─── EXTRACTED MATERIAL
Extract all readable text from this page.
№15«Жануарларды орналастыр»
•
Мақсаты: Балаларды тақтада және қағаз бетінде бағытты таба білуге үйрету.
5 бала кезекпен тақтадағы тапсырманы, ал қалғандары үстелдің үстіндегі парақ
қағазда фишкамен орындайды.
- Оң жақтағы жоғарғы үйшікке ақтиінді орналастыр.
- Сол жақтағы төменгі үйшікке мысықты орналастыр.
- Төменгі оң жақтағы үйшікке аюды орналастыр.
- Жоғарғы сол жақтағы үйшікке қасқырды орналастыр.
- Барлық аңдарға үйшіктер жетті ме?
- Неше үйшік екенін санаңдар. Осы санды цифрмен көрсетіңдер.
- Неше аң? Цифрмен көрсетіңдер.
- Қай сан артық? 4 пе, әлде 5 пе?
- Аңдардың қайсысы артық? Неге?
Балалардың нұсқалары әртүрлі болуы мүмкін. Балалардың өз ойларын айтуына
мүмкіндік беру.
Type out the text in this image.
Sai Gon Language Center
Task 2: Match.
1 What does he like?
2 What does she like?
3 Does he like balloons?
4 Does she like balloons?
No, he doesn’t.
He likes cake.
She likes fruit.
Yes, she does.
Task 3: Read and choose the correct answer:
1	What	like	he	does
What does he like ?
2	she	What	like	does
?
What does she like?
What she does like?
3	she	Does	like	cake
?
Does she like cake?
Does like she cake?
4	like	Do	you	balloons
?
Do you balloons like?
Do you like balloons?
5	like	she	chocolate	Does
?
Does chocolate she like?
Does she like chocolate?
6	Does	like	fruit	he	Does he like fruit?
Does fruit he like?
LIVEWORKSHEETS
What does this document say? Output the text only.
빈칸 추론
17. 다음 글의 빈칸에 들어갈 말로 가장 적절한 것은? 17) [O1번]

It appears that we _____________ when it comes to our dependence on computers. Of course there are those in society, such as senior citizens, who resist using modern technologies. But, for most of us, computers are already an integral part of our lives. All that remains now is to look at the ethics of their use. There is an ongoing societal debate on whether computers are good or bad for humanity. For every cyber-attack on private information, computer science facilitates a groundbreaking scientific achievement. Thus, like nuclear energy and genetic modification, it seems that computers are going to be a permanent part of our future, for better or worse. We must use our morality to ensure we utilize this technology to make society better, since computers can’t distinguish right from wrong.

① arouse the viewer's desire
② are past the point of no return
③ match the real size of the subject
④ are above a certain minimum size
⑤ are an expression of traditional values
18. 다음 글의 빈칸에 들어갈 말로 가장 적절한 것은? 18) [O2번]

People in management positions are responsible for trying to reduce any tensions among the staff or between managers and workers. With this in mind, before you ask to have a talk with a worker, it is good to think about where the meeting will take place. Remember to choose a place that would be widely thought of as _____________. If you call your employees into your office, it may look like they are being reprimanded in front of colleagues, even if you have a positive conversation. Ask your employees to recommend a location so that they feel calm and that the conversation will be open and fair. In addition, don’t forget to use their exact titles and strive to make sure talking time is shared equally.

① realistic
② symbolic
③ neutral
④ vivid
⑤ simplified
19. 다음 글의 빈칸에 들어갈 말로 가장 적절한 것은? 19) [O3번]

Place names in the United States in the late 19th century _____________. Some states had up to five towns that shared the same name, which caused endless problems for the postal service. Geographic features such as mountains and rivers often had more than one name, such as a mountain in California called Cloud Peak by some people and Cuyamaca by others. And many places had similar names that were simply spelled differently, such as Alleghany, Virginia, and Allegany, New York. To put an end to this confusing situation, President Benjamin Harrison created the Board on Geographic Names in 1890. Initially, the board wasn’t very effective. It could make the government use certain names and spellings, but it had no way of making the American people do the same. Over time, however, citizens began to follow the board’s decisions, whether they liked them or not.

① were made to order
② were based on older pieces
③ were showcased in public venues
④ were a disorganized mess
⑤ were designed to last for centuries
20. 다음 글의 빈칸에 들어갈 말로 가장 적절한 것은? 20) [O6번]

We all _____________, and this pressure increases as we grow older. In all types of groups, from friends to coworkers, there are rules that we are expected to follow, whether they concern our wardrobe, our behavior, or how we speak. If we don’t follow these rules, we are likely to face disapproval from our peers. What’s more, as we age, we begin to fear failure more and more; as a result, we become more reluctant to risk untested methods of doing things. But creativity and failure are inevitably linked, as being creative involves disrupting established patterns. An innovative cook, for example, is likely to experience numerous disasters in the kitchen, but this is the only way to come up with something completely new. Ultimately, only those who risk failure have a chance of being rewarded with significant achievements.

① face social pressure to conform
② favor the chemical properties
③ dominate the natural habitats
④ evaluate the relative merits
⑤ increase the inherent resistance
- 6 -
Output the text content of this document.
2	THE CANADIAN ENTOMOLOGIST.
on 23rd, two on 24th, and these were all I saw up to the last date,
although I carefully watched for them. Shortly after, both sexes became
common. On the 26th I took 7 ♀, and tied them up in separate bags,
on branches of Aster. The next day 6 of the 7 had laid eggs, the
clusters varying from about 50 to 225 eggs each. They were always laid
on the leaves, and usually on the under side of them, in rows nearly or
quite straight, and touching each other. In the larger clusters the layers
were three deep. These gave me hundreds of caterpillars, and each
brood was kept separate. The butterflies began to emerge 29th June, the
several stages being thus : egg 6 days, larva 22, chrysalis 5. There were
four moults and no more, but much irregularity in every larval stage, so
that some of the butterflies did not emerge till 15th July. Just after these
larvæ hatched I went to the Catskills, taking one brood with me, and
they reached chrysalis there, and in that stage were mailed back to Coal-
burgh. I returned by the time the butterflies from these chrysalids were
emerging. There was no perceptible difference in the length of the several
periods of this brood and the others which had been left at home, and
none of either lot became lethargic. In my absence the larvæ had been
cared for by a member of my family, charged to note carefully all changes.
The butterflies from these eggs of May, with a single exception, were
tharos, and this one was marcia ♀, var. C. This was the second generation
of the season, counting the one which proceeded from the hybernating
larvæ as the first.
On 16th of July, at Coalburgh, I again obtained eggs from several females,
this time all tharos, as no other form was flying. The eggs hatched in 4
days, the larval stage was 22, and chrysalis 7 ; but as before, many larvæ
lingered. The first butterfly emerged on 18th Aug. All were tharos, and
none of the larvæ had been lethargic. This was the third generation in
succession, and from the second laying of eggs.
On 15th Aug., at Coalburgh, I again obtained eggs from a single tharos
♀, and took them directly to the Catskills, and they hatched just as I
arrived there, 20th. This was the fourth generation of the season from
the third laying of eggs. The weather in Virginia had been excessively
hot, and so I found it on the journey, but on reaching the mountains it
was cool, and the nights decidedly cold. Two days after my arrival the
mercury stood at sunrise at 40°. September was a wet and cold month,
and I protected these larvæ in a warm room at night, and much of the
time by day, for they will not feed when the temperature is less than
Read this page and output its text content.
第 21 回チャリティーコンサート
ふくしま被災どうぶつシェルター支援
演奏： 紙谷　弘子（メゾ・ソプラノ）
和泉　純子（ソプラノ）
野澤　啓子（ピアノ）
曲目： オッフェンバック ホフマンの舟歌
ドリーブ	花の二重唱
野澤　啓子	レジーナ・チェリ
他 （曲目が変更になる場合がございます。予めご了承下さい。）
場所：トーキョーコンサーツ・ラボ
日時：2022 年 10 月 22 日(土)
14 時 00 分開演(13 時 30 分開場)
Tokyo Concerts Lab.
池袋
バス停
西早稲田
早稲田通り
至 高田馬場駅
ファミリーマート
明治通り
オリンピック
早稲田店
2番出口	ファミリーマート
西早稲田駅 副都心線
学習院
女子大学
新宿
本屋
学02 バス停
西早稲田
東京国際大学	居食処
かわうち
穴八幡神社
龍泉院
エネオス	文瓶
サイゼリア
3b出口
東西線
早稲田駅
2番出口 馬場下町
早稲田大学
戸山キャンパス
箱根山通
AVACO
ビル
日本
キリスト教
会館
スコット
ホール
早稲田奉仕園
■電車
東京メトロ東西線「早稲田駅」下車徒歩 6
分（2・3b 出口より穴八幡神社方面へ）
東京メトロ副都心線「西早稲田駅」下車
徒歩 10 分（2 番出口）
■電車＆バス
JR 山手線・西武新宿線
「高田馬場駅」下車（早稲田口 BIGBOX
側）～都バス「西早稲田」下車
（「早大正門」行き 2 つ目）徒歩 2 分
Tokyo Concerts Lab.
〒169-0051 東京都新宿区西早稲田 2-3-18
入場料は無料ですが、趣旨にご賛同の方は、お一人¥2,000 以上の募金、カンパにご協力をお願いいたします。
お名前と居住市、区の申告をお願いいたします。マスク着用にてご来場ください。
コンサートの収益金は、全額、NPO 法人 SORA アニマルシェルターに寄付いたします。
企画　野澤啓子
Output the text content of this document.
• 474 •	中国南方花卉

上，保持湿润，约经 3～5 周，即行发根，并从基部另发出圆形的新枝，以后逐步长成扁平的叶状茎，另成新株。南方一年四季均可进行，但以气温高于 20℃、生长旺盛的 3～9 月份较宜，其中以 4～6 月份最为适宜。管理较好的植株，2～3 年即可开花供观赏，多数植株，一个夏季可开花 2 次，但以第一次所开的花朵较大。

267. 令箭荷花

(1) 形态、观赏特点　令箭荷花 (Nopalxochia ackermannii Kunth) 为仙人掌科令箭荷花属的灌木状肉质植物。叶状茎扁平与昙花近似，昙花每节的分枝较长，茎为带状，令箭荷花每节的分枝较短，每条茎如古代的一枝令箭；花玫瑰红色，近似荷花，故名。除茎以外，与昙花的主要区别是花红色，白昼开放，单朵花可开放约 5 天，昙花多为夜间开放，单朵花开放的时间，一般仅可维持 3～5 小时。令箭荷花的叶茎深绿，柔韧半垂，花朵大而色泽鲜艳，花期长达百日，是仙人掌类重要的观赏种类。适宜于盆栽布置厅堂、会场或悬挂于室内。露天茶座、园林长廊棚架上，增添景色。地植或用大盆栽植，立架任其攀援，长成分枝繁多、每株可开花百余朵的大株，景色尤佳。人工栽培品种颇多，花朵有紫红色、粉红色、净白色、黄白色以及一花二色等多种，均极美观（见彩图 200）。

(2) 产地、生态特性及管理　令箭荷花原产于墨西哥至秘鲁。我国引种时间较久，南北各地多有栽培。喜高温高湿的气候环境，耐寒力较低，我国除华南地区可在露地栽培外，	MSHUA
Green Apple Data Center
──────
• [EXERCISE]: Find the lines above that include the string "been" and copy them.

• [RESULT OF THE EXERCISE]:
periods of this brood and the others which had been left at home, and
none of either lot became lethargic. In my absence the larvæ had been
none of the larvæ had been lethargic. This was the third generation in
the third laying of eggs. The weather in Virginia had been excessively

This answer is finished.